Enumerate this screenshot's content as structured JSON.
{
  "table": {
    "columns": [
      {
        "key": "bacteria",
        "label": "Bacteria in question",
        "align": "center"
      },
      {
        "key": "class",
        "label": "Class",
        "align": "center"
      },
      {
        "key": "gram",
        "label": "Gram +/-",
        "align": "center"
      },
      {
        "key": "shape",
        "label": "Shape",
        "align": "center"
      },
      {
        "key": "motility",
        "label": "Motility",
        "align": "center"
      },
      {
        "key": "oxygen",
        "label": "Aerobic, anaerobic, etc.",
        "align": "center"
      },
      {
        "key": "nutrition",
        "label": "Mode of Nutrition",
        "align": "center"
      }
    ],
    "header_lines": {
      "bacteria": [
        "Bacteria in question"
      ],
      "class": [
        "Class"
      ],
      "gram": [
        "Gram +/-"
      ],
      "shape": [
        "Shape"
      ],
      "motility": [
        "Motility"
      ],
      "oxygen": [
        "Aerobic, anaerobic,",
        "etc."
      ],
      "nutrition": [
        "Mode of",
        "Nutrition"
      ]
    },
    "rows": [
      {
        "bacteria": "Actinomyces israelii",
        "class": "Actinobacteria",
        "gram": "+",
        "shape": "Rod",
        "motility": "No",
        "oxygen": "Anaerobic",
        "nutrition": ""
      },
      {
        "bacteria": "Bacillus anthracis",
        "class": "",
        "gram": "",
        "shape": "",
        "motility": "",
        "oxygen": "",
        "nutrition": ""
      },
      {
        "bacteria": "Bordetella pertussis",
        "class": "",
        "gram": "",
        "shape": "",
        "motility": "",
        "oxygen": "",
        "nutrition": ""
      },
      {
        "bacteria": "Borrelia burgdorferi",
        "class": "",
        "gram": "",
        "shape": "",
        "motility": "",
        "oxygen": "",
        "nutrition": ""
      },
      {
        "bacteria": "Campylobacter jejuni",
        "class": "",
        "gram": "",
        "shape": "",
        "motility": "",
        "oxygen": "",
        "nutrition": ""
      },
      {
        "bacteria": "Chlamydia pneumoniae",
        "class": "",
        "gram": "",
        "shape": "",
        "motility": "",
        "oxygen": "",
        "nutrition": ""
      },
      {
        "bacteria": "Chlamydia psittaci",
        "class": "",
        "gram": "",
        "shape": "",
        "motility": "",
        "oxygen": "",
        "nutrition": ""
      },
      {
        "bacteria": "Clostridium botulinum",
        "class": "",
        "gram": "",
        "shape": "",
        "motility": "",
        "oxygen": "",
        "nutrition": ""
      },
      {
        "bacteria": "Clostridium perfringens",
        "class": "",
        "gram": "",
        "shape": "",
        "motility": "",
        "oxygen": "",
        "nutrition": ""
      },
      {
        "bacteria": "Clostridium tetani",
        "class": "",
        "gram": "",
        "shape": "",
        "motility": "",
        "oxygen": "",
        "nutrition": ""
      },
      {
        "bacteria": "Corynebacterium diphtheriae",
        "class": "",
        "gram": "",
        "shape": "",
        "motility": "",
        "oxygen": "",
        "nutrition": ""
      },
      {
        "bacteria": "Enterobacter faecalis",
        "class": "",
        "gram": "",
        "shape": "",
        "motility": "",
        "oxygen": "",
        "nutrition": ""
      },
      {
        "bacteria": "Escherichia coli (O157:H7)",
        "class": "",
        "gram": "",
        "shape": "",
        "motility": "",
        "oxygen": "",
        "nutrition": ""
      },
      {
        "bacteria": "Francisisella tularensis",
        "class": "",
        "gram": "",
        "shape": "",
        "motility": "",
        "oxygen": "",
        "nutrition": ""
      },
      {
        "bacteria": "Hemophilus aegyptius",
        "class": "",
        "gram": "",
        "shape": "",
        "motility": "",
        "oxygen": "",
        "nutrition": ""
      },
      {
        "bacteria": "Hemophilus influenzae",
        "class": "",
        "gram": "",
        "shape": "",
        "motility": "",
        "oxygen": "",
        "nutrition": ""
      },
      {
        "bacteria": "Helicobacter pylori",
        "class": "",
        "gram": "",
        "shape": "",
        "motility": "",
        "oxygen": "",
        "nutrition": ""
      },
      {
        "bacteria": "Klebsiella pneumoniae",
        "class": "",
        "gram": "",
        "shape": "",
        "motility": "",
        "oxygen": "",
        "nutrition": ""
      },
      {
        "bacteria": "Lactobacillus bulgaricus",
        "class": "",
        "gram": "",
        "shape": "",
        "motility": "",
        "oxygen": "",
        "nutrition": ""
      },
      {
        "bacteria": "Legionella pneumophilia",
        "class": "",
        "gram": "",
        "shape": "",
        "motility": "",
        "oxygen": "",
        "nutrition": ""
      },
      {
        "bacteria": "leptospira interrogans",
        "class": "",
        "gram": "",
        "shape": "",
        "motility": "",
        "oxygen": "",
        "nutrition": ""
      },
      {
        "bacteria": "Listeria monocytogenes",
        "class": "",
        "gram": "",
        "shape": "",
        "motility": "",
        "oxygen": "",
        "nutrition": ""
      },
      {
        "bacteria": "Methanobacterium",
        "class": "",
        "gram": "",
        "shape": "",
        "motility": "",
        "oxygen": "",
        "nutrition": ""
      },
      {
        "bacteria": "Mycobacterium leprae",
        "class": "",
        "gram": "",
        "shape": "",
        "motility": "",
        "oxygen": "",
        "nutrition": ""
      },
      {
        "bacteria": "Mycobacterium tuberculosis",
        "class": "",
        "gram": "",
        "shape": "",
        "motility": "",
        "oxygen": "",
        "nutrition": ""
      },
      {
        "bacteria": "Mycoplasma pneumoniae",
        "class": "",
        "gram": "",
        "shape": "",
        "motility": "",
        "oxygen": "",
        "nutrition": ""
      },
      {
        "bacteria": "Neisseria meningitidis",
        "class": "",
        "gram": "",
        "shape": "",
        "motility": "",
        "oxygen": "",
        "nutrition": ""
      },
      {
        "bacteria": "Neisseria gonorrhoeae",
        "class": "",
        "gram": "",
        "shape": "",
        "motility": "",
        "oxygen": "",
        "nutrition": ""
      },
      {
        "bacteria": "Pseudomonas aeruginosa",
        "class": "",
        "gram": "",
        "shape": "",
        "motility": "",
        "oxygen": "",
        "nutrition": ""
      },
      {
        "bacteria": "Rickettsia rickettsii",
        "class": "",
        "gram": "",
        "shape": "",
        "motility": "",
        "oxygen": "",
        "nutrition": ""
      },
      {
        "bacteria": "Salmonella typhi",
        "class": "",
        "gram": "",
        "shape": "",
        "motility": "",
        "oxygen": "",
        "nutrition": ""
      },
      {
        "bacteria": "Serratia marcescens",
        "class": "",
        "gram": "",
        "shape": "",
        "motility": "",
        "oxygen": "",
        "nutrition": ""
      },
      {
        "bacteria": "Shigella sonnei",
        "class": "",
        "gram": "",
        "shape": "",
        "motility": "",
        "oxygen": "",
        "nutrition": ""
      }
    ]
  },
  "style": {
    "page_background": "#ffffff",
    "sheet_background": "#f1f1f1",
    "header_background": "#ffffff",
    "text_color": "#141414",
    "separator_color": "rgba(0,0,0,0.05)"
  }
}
□ □ □
■ **WHAT YOU ARE ASKED TO DO**: Recopy all the entries faithfully, leaving none out.

■ **TASK OUTPUT**:
Enumerate this screenshot's content as structured JSON.
{
  "table": {
    "columns": [
      {
        "key": "bacteria",
        "label": "Bacteria in question",
        "align": "center"
      },
      {
        "key": "class",
        "label": "Class",
        "align": "center"
      },
      {
        "key": "gram",
        "label": "Gram +/-",
        "align": "center"
      },
      {
        "key": "shape",
        "label": "Shape",
        "align": "center"
      },
      {
        "key": "motility",
        "label": "Motility",
        "align": "center"
      },
      {
        "key": "oxygen",
        "label": "Aerobic, anaerobic, etc.",
        "align": "center"
      },
      {
        "key": "nutrition",
        "label": "Mode of Nutrition",
        "align": "center"
      }
    ],
    "header_lines": {
      "bacteria": [
        "Bacteria in question"
      ],
      "class": [
        "Class"
      ],
      "gram": [
        "Gram +/-"
      ],
      "shape": [
        "Shape"
      ],
      "motility": [
        "Motility"
      ],
      "oxygen": [
        "Aerobic, anaerobic,",
        "etc."
      ],
      "nutrition": [
        "Mode of",
        "Nutrition"
      ]
    },
    "rows": [
      {
        "bacteria": "Actinomyces israelii",
        "class": "Actinobacteria",
        "gram": "+",
        "shape": "Rod",
        "motility": "No",
        "oxygen": "Anaerobic",
        "nutrition": ""
      },
      {
        "bacteria": "Bacillus anthracis",
        "class": "",
        "gram": "",
        "shape": "",
        "motility": "",
        "oxygen": "",
        "nutrition": ""
      },
      {
        "bacteria": "Bordetella pertussis",
        "class": "",
        "gram": "",
        "shape": "",
        "motility": "",
        "oxygen": "",
        "nutrition": ""
      },
      {
        "bacteria": "Borrelia burgdorferi",
        "class": "",
        "gram": "",
        "shape": "",
        "motility": "",
        "oxygen": "",
        "nutrition": ""
      },
      {
        "bacteria": "Campylobacter jejuni",
        "class": "",
        "gram": "",
        "shape": "",
        "motility": "",
        "oxygen": "",
        "nutrition": ""
      },
      {
        "bacteria": "Chlamydia pneumoniae",
        "class": "",
        "gram": "",
        "shape": "",
        "motility": "",
        "oxygen": "",
        "nutrition": ""
      },
      {
        "bacteria": "Chlamydia psittaci",
        "class": "",
        "gram": "",
        "shape": "",
        "motility": "",
        "oxygen": "",
        "nutrition": ""
      },
      {
        "bacteria": "Clostridium botulinum",
        "class": "",
        "gram": "",
        "shape": "",
        "motility": "",
        "oxygen": "",
        "nutrition": ""
      },
      {
        "bacteria": "Clostridium perfringens",
        "class": "",
        "gram": "",
        "shape": "",
        "motility": "",
        "oxygen": "",
        "nutrition": ""
      },
      {
        "bacteria": "Clostridium tetani",
        "class": "",
        "gram": "",
        "shape": "",
        "motility": "",
        "oxygen": "",
        "nutrition": ""
      },
      {
        "bacteria": "Corynebacterium diphtheriae",
        "class": "",
        "gram": "",
        "shape": "",
        "motility": "",
        "oxygen": "",
        "nutrition": ""
      },
      {
        "bacteria": "Enterobacter faecalis",
        "class": "",
        "gram": "",
        "shape": "",
        "motility": "",
        "oxygen": "",
        "nutrition": ""
      },
      {
        "bacteria": "Escherichia coli (O157:H7)",
        "class": "",
        "gram": "",
        "shape": "",
        "motility": "",
        "oxygen": "",
        "nutrition": ""
      },
      {
        "bacteria": "Francisisella tularensis",
        "class": "",
        "gram": "",
        "shape": "",
        "motility": "",
        "oxygen": "",
        "nutrition": ""
      },
      {
        "bacteria": "Hemophilus aegyptius",
        "class": "",
        "gram": "",
        "shape": "",
        "motility": "",
        "oxygen": "",
        "nutrition": ""
      },
      {
        "bacteria": "Hemophilus influenzae",
        "class": "",
        "gram": "",
        "shape": "",
        "motility": "",
        "oxygen": "",
        "nutrition": ""
      },
      {
        "bacteria": "Helicobacter pylori",
        "class": "",
        "gram": "",
        "shape": "",
        "motility": "",
        "oxygen": "",
        "nutrition": ""
      },
      {
        "bacteria": "Klebsiella pneumoniae",
        "class": "",
        "gram": "",
        "shape": "",
        "motility": "",
        "oxygen": "",
        "nutrition": ""
      },
      {
        "bacteria": "Lactobacillus bulgaricus",
        "class": "",
        "gram": "",
        "shape": "",
        "motility": "",
        "oxygen": "",
        "nutrition": ""
      },
      {
        "bacteria": "Legionella pneumophilia",
        "class": "",
        "gram": "",
        "shape": "",
        "motility": "",
        "oxygen": "",
        "nutrition": ""
      },
      {
        "bacteria": "leptospira interrogans",
        "class": "",
        "gram": "",
        "shape": "",
        "motility": "",
        "oxygen": "",
        "nutrition": ""
      },
      {
        "bacteria": "Listeria monocytogenes",
        "class": "",
        "gram": "",
        "shape": "",
        "motility": "",
        "oxygen": "",
        "nutrition": ""
      },
      {
        "bacteria": "Methanobacterium",
        "class": "",
        "gram": "",
        "shape": "",
        "motility": "",
        "oxygen": "",
        "nutrition": ""
      },
      {
        "bacteria": "Mycobacterium leprae",
        "class": "",
        "gram": "",
        "shape": "",
        "motility": "",
        "oxygen": "",
        "nutrition": ""
      },
      {
        "bacteria": "Mycobacterium tuberculosis",
        "class": "",
        "gram": "",
        "shape": "",
        "motility": "",
        "oxygen": "",
        "nutrition": ""
      },
      {
        "bacteria": "Mycoplasma pneumoniae",
        "class": "",
        "gram": "",
        "shape": "",
        "motility": "",
        "oxygen": "",
        "nutrition": ""
      },
      {
        "bacteria": "Neisseria meningitidis",
        "class": "",
        "gram": "",
        "shape": "",
        "motility": "",
        "oxygen": "",
        "nutrition": ""
      },
      {
        "bacteria": "Neisseria gonorrhoeae",
        "class": "",
        "gram": "",
        "shape": "",
        "motility": "",
        "oxygen": "",
        "nutrition": ""
      },
      {
        "bacteria": "Pseudomonas aeruginosa",
        "class": "",
        "gram": "",
        "shape": "",
        "motility": "",
        "oxygen": "",
        "nutrition": ""
      },
      {
        "bacteria": "Rickettsia rickettsii",
        "class": "",
        "gram": "",
        "shape": "",
        "motility": "",
        "oxygen": "",
        "nutrition": ""
      },
      {
        "bacteria": "Salmonella typhi",
        "class": "",
        "gram": "",
        "shape": "",
        "motility": "",
        "oxygen": "",
        "nutrition": ""
      },
      {
        "bacteria": "Serratia marcescens",
        "class": "",
        "gram": "",
        "shape": "",
        "motility": "",
        "oxygen": "",
        "nutrition": ""
      },
      {
        "bacteria": "Shigella sonnei",
        "class": "",
        "gram": "",
        "shape": "",
        "motility": "",
        "oxygen": "",
        "nutrition": ""
      }
    ]
  },
  "style": {
    "page_background": "#ffffff",
    "sheet_background": "#f1f1f1",
    "header_background": "#ffffff",
    "text_color": "#141414",
    "separator_color": "rgba(0,0,0,0.05)"
  }
}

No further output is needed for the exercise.